Write every entry out again exactly, please, and skip the pictures.

-- start of DATASET RECORDS --

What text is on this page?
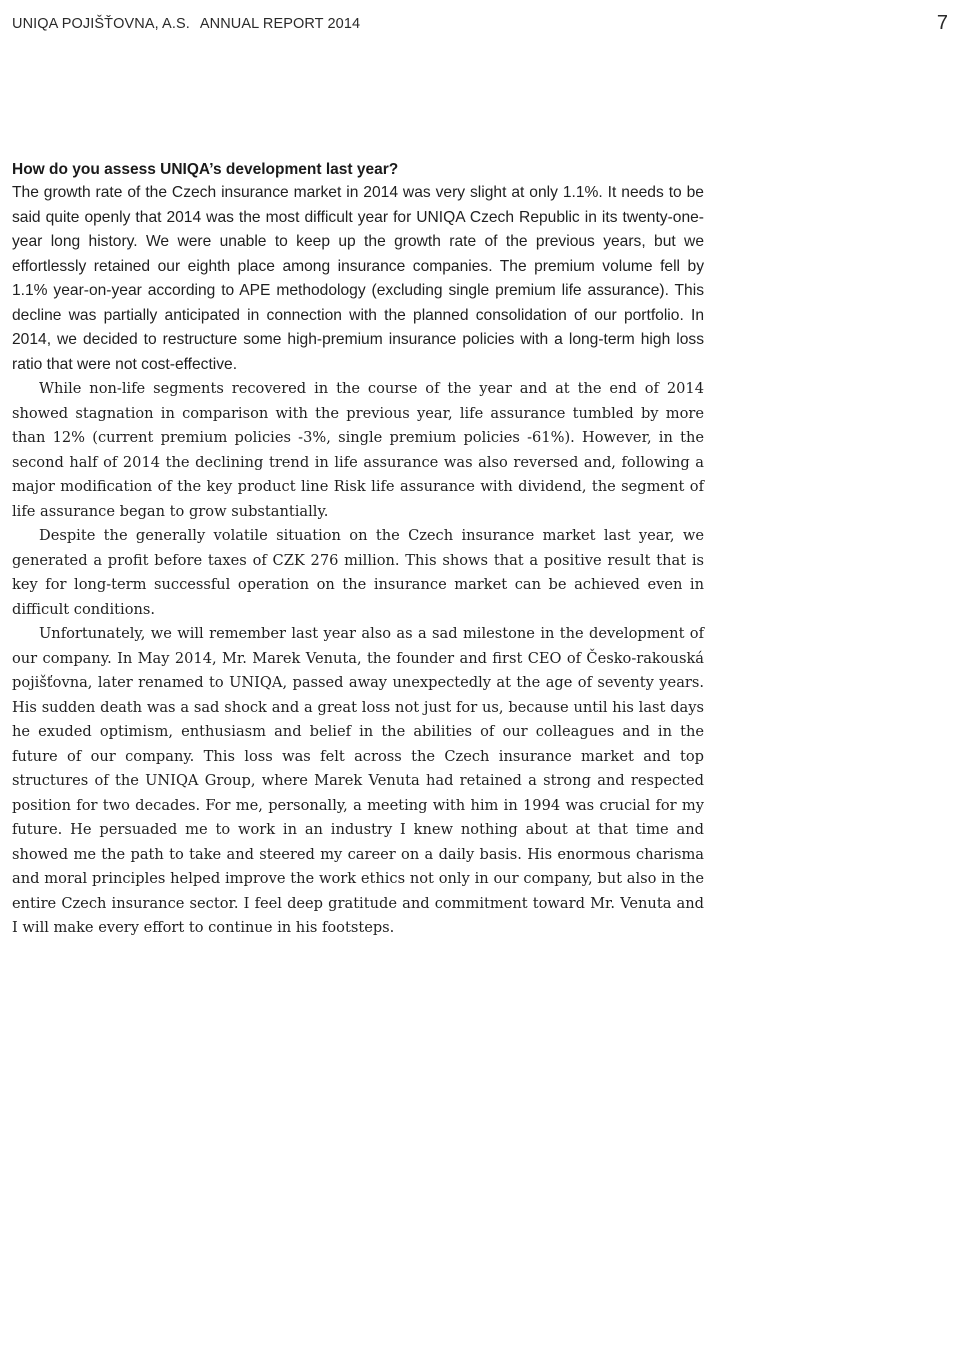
UNIQA POJIŠŤOVNA, A.S. ANNUAL REPORT 2014	7

How do you assess UNIQA’s development last year?

The growth rate of the Czech insurance market in 2014 was very slight at only 1.1%. It needs to be said quite openly that 2014 was the most difficult year for UNIQA Czech Republic in its twenty-one-year long history. We were unable to keep up the growth rate of the previous years, but we effortlessly retained our eighth place among insurance companies. The premium volume fell by 1.1% year-on-year according to APE methodology (excluding single premium life assurance). This decline was partially anticipated in connection with the planned consolidation of our portfolio. In 2014, we decided to restructure some high-premium insurance policies with a long-term high loss ratio that were not cost-effective.

While non-life segments recovered in the course of the year and at the end of 2014 showed stagnation in comparison with the previous year, life assurance tumbled by more than 12% (current premium policies -3%, single premium policies -61%). However, in the second half of 2014 the declining trend in life assurance was also reversed and, following a major modification of the key product line Risk life assurance with dividend, the segment of life assurance began to grow substantially.

Despite the generally volatile situation on the Czech insurance market last year, we generated a profit before taxes of CZK 276 million. This shows that a positive result that is key for long-term successful operation on the insurance market can be achieved even in difficult conditions.

Unfortunately, we will remember last year also as a sad milestone in the development of our company. In May 2014, Mr. Marek Venuta, the founder and first CEO of Česko-rakouská pojišťovna, later renamed to UNIQA, passed away unexpectedly at the age of seventy years. His sudden death was a sad shock and a great loss not just for us, because until his last days he exuded optimism, enthusiasm and belief in the abilities of our colleagues and in the future of our company. This loss was felt across the Czech insurance market and top structures of the UNIQA Group, where Marek Venuta had retained a strong and respected position for two decades. For me, personally, a meeting with him in 1994 was crucial for my future. He persuaded me to work in an industry I knew nothing about at that time and showed me the path to take and steered my career on a daily basis. His enormous charisma and moral principles helped improve the work ethics not only in our company, but also in the entire Czech insurance sector. I feel deep gratitude and commitment toward Mr. Venuta and I will make every effort to continue in his footsteps.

-- end of DATASET RECORDS --

■ **RESPONSE**:
What text is on this page?
UNIQA POJIŠŤOVNA, A.S. ANNUAL REPORT 2014	7

How do you assess UNIQA’s development last year?

The growth rate of the Czech insurance market in 2014 was very slight at only 1.1%. It needs to be said quite openly that 2014 was the most difficult year for UNIQA Czech Republic in its twenty-one-year long history. We were unable to keep up the growth rate of the previous years, but we effortlessly retained our eighth place among insurance companies. The premium volume fell by 1.1% year-on-year according to APE methodology (excluding single premium life assurance). This decline was partially anticipated in connection with the planned consolidation of our portfolio. In 2014, we decided to restructure some high-premium insurance policies with a long-term high loss ratio that were not cost-effective.

While non-life segments recovered in the course of the year and at the end of 2014 showed stagnation in comparison with the previous year, life assurance tumbled by more than 12% (current premium policies -3%, single premium policies -61%). However, in the second half of 2014 the declining trend in life assurance was also reversed and, following a major modification of the key product line Risk life assurance with dividend, the segment of life assurance began to grow substantially.

Despite the generally volatile situation on the Czech insurance market last year, we generated a profit before taxes of CZK 276 million. This shows that a positive result that is key for long-term successful operation on the insurance market can be achieved even in difficult conditions.

Unfortunately, we will remember last year also as a sad milestone in the development of our company. In May 2014, Mr. Marek Venuta, the founder and first CEO of Česko-rakouská pojišťovna, later renamed to UNIQA, passed away unexpectedly at the age of seventy years. His sudden death was a sad shock and a great loss not just for us, because until his last days he exuded optimism, enthusiasm and belief in the abilities of our colleagues and in the future of our company. This loss was felt across the Czech insurance market and top structures of the UNIQA Group, where Marek Venuta had retained a strong and respected position for two decades. For me, personally, a meeting with him in 1994 was crucial for my future. He persuaded me to work in an industry I knew nothing about at that time and showed me the path to take and steered my career on a daily basis. His enormous charisma and moral principles helped improve the work ethics not only in our company, but also in the entire Czech insurance sector. I feel deep gratitude and commitment toward Mr. Venuta and I will make every effort to continue in his footsteps.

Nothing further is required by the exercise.